### EXERCISE PROMPT
Using the listing below, report all lines holding the word "color".

[Excerpts from a figure dataset]
---*---
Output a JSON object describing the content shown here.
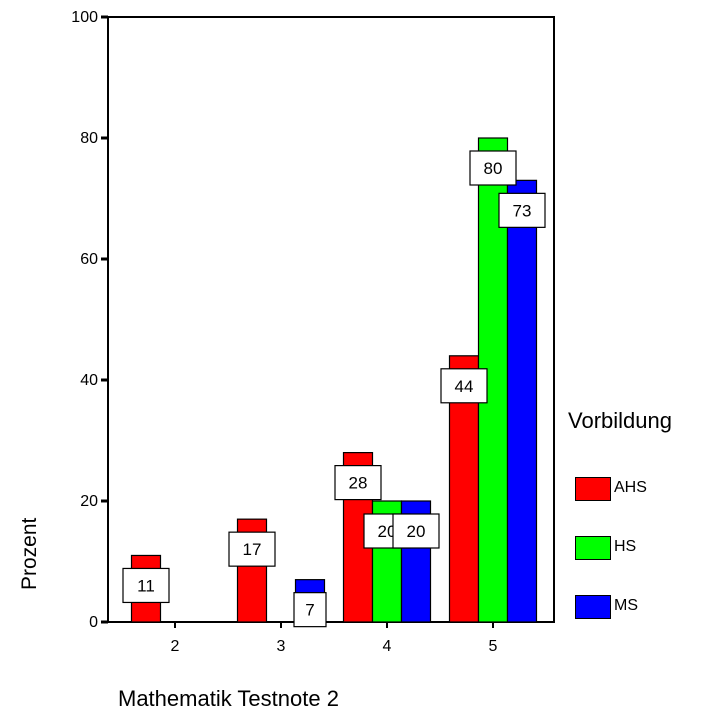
{
  "chart_data": {
    "type": "bar",
    "categories": [
      "2",
      "3",
      "4",
      "5"
    ],
    "series": [
      {
        "name": "AHS",
        "values": [
          11,
          17,
          28,
          44
        ],
        "color": "#ff0000"
      },
      {
        "name": "HS",
        "values": [
          0,
          0,
          20,
          80
        ],
        "color": "#00ff00"
      },
      {
        "name": "MS",
        "values": [
          0,
          7,
          20,
          73
        ],
        "color": "#0000ff"
      }
    ],
    "data_labels": [
      {
        "category": "2",
        "series": "AHS",
        "text": "11"
      },
      {
        "category": "3",
        "series": "AHS",
        "text": "17"
      },
      {
        "category": "3",
        "series": "MS",
        "text": "7"
      },
      {
        "category": "4",
        "series": "AHS",
        "text": "28"
      },
      {
        "category": "4",
        "series": "HS",
        "text": "20"
      },
      {
        "category": "4",
        "series": "MS",
        "text": "20"
      },
      {
        "category": "5",
        "series": "AHS",
        "text": "44"
      },
      {
        "category": "5",
        "series": "HS",
        "text": "80"
      },
      {
        "category": "5",
        "series": "MS",
        "text": "73"
      }
    ],
    "yticks": [
      "0",
      "20",
      "40",
      "60",
      "80",
      "100"
    ],
    "ylim": [
      0,
      100
    ],
    "xlabel": "Mathematik Testnote 2",
    "ylabel": "Prozent",
    "legend_title": "Vorbildung",
    "legend_position": "right",
    "grid": false
  }
}
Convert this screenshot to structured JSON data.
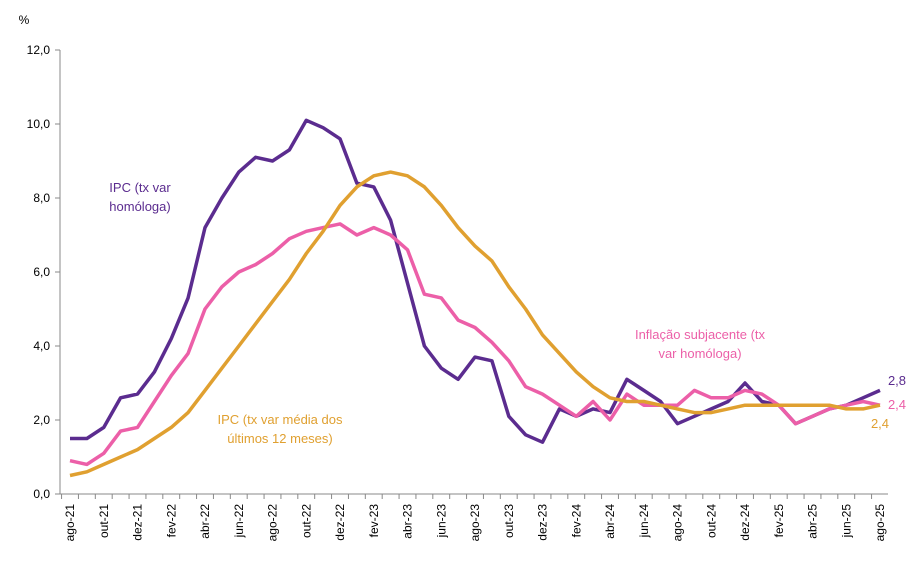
{
  "chart_data": {
    "type": "line",
    "y_unit": "%",
    "categories": [
      "ago-21",
      null,
      "out-21",
      null,
      "dez-21",
      null,
      "fev-22",
      null,
      "abr-22",
      null,
      "jun-22",
      null,
      "ago-22",
      null,
      "out-22",
      null,
      "dez-22",
      null,
      "fev-23",
      null,
      "abr-23",
      null,
      "jun-23",
      null,
      "ago-23",
      null,
      "out-23",
      null,
      "dez-23",
      null,
      "fev-24",
      null,
      "abr-24",
      null,
      "jun-24",
      null,
      "ago-24",
      null,
      "out-24",
      null,
      "dez-24",
      null,
      "fev-25",
      null,
      "abr-25",
      null,
      "jun-25",
      null,
      "ago-25"
    ],
    "series": [
      {
        "name": "IPC (tx var homóloga)",
        "color": "#5b2c8f",
        "values": [
          1.5,
          1.5,
          1.8,
          2.6,
          2.7,
          3.3,
          4.2,
          5.3,
          7.2,
          8.0,
          8.7,
          9.1,
          9.0,
          9.3,
          10.1,
          9.9,
          9.6,
          8.4,
          8.3,
          7.4,
          5.7,
          4.0,
          3.4,
          3.1,
          3.7,
          3.6,
          2.1,
          1.6,
          1.4,
          2.3,
          2.1,
          2.3,
          2.2,
          3.1,
          2.8,
          2.5,
          1.9,
          2.1,
          2.3,
          2.5,
          3.0,
          2.5,
          2.4,
          1.9,
          2.1,
          2.3,
          2.4,
          2.6,
          2.8
        ],
        "value_labels": [
          null,
          null,
          null,
          null,
          null,
          null,
          null,
          null,
          null,
          null,
          null,
          null,
          null,
          null,
          null,
          null,
          null,
          null,
          null,
          null,
          null,
          null,
          null,
          null,
          null,
          null,
          null,
          null,
          null,
          null,
          null,
          null,
          null,
          null,
          null,
          null,
          null,
          null,
          null,
          null,
          null,
          null,
          null,
          null,
          null,
          null,
          null,
          null,
          "2,8"
        ]
      },
      {
        "name": "Inflação subjacente (tx var homóloga)",
        "color": "#ec5fa8",
        "values": [
          0.9,
          0.8,
          1.1,
          1.7,
          1.8,
          2.5,
          3.2,
          3.8,
          5.0,
          5.6,
          6.0,
          6.2,
          6.5,
          6.9,
          7.1,
          7.2,
          7.3,
          7.0,
          7.2,
          7.0,
          6.6,
          5.4,
          5.3,
          4.7,
          4.5,
          4.1,
          3.6,
          2.9,
          2.7,
          2.4,
          2.1,
          2.5,
          2.0,
          2.7,
          2.4,
          2.4,
          2.4,
          2.8,
          2.6,
          2.6,
          2.8,
          2.7,
          2.4,
          1.9,
          2.1,
          2.3,
          2.4,
          2.5,
          2.4
        ],
        "value_labels": [
          null,
          null,
          null,
          null,
          null,
          null,
          null,
          null,
          null,
          null,
          null,
          null,
          null,
          null,
          null,
          null,
          null,
          null,
          null,
          null,
          null,
          null,
          null,
          null,
          null,
          null,
          null,
          null,
          null,
          null,
          null,
          null,
          null,
          null,
          null,
          null,
          null,
          null,
          null,
          null,
          null,
          null,
          null,
          null,
          null,
          null,
          null,
          null,
          "2,4"
        ]
      },
      {
        "name": "IPC (tx var média dos últimos 12 meses)",
        "color": "#e0a030",
        "values": [
          0.5,
          0.6,
          0.8,
          1.0,
          1.2,
          1.5,
          1.8,
          2.2,
          2.8,
          3.4,
          4.0,
          4.6,
          5.2,
          5.8,
          6.5,
          7.1,
          7.8,
          8.3,
          8.6,
          8.7,
          8.6,
          8.3,
          7.8,
          7.2,
          6.7,
          6.3,
          5.6,
          5.0,
          4.3,
          3.8,
          3.3,
          2.9,
          2.6,
          2.5,
          2.5,
          2.4,
          2.3,
          2.2,
          2.2,
          2.3,
          2.4,
          2.4,
          2.4,
          2.4,
          2.4,
          2.4,
          2.3,
          2.3,
          2.4
        ],
        "value_labels": [
          null,
          null,
          null,
          null,
          null,
          null,
          null,
          null,
          null,
          null,
          null,
          null,
          null,
          null,
          null,
          null,
          null,
          null,
          null,
          null,
          null,
          null,
          null,
          null,
          null,
          null,
          null,
          null,
          null,
          null,
          null,
          null,
          null,
          null,
          null,
          null,
          null,
          null,
          null,
          null,
          null,
          null,
          null,
          null,
          null,
          null,
          null,
          null,
          "2,4"
        ]
      }
    ],
    "ylim": [
      0,
      12
    ],
    "yticks": [
      {
        "value": 0,
        "label": "0,0"
      },
      {
        "value": 2,
        "label": "2,0"
      },
      {
        "value": 4,
        "label": "4,0"
      },
      {
        "value": 6,
        "label": "6,0"
      },
      {
        "value": 8,
        "label": "8,0"
      },
      {
        "value": 10,
        "label": "10,0"
      },
      {
        "value": 12,
        "label": "12,0"
      }
    ],
    "grid": false
  }
}
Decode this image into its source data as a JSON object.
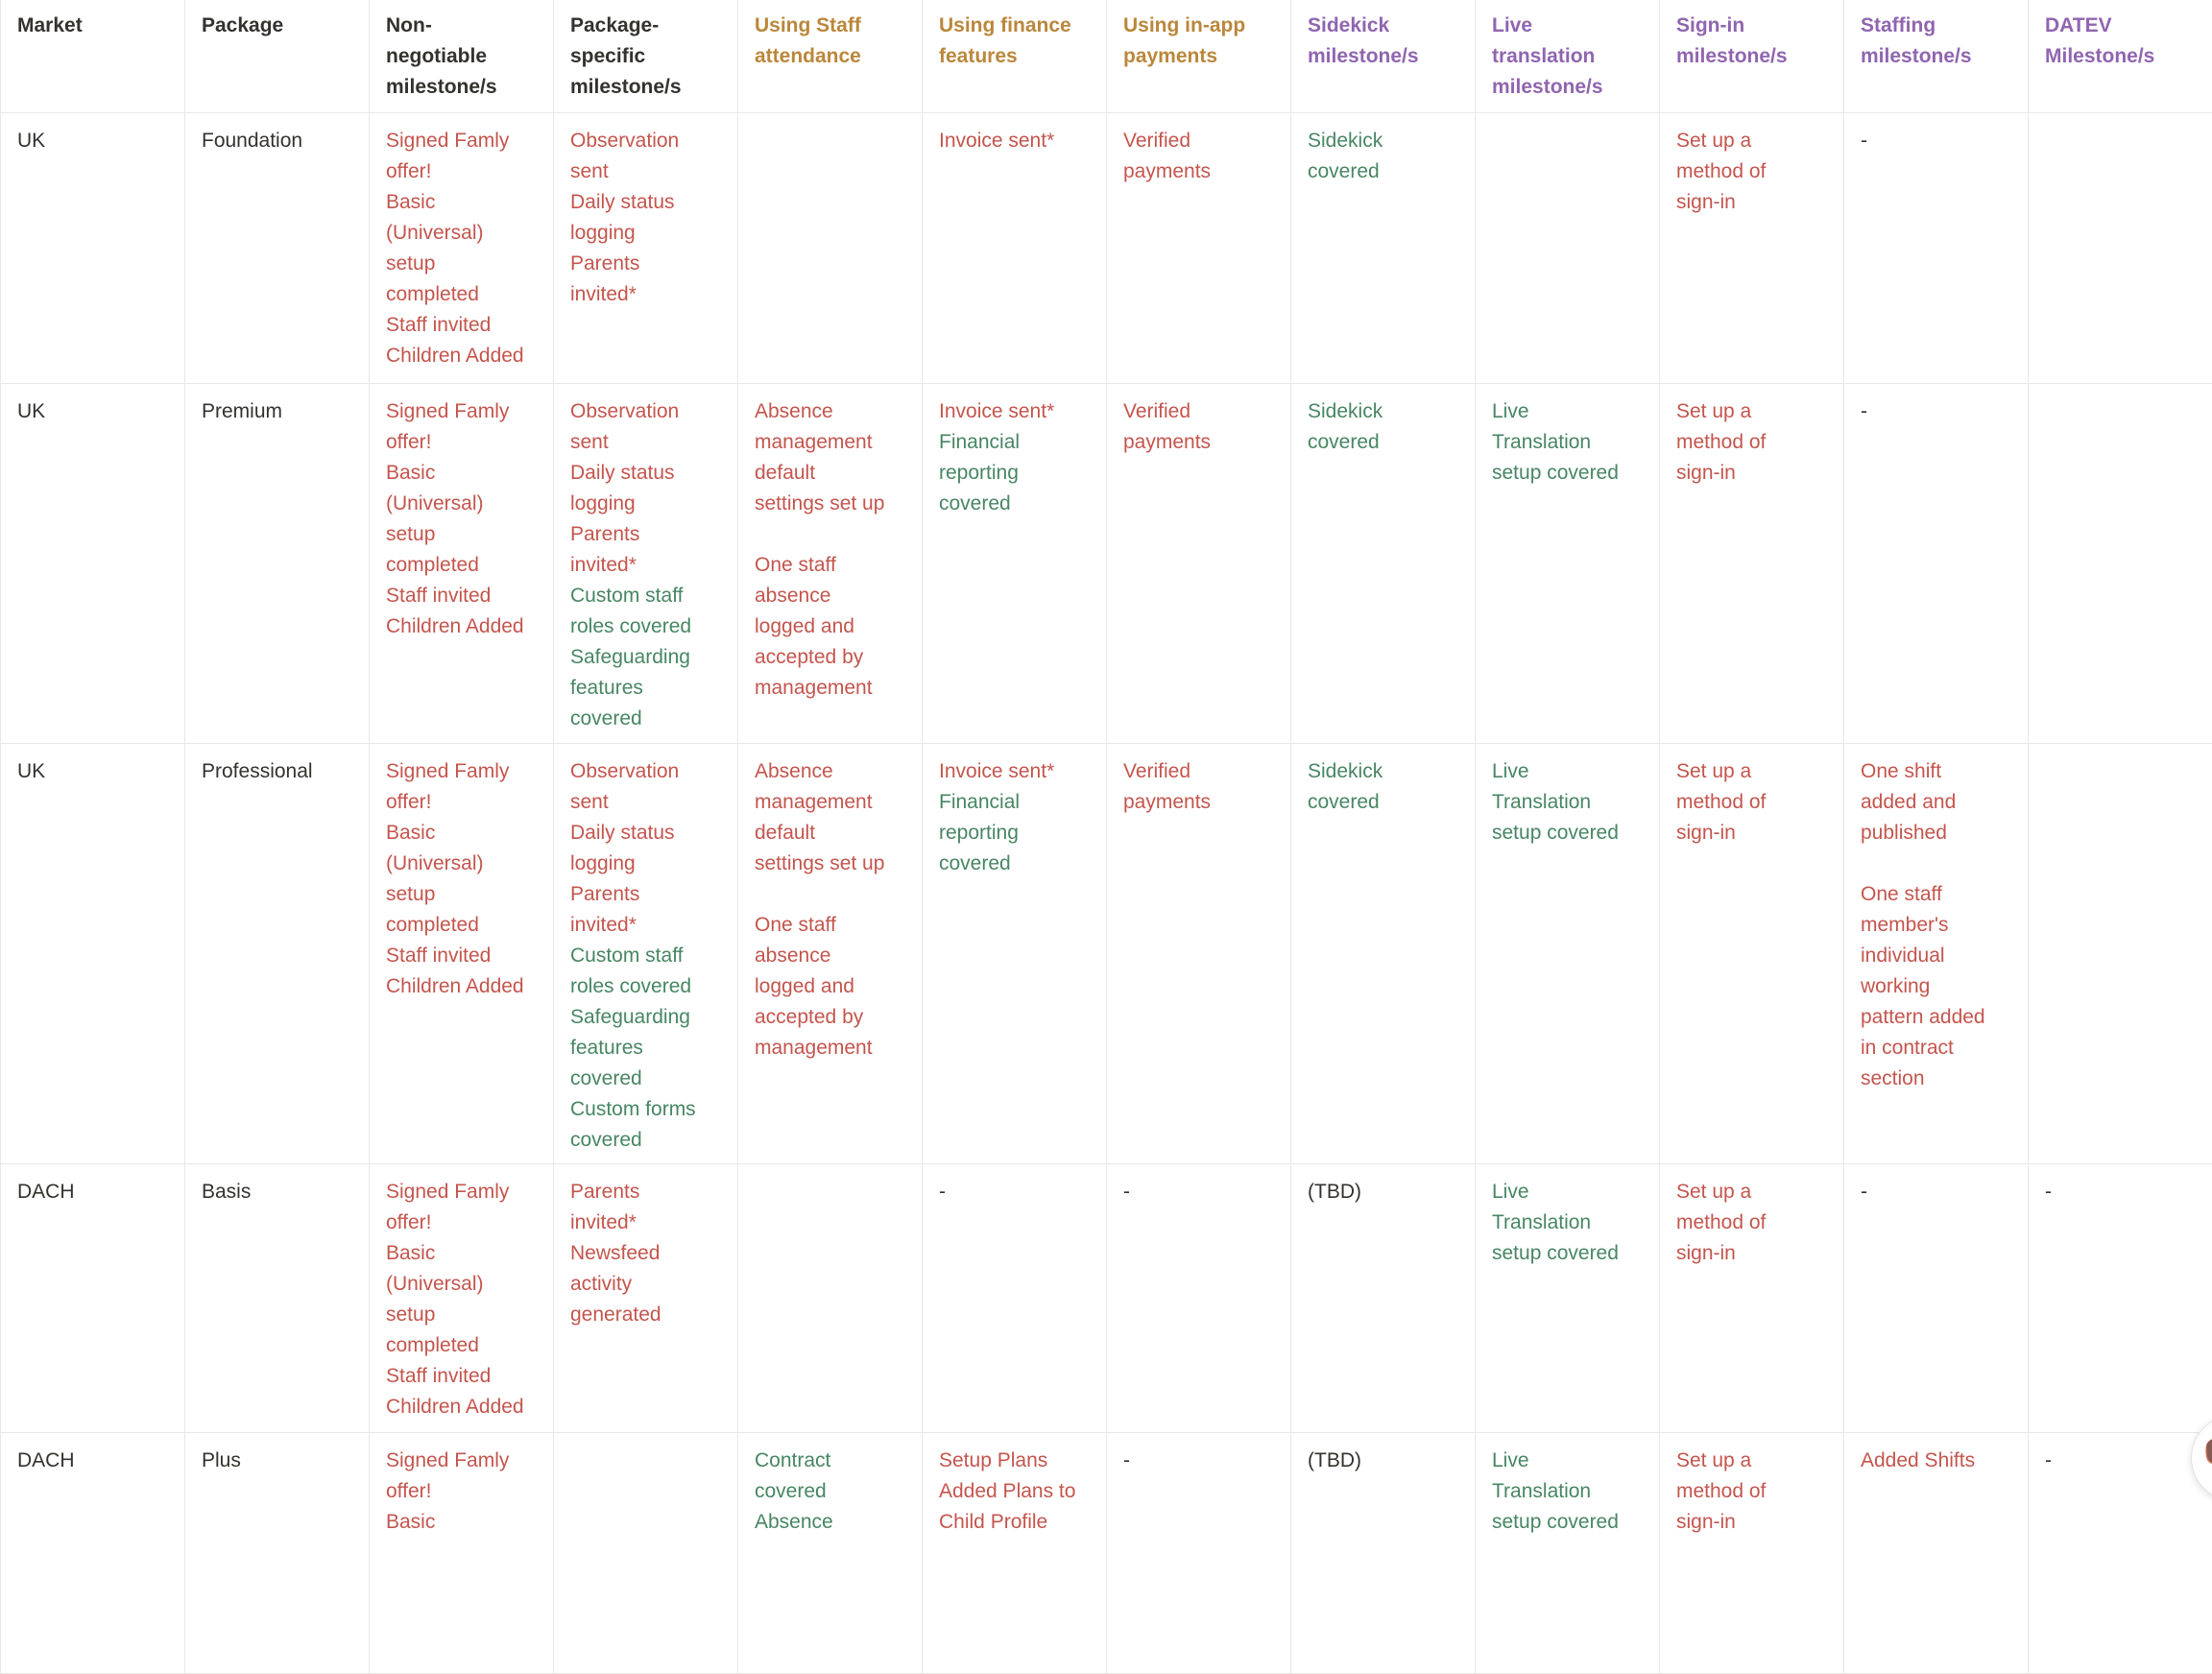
---*---
### THE RESPONSE
        "color": "#ff0000"
        "color": "#00ff00"
        "color": "#0000ff"
        "color": "#5b2c8f",
        "color": "#ec5fa8",
        "color": "#e0a030",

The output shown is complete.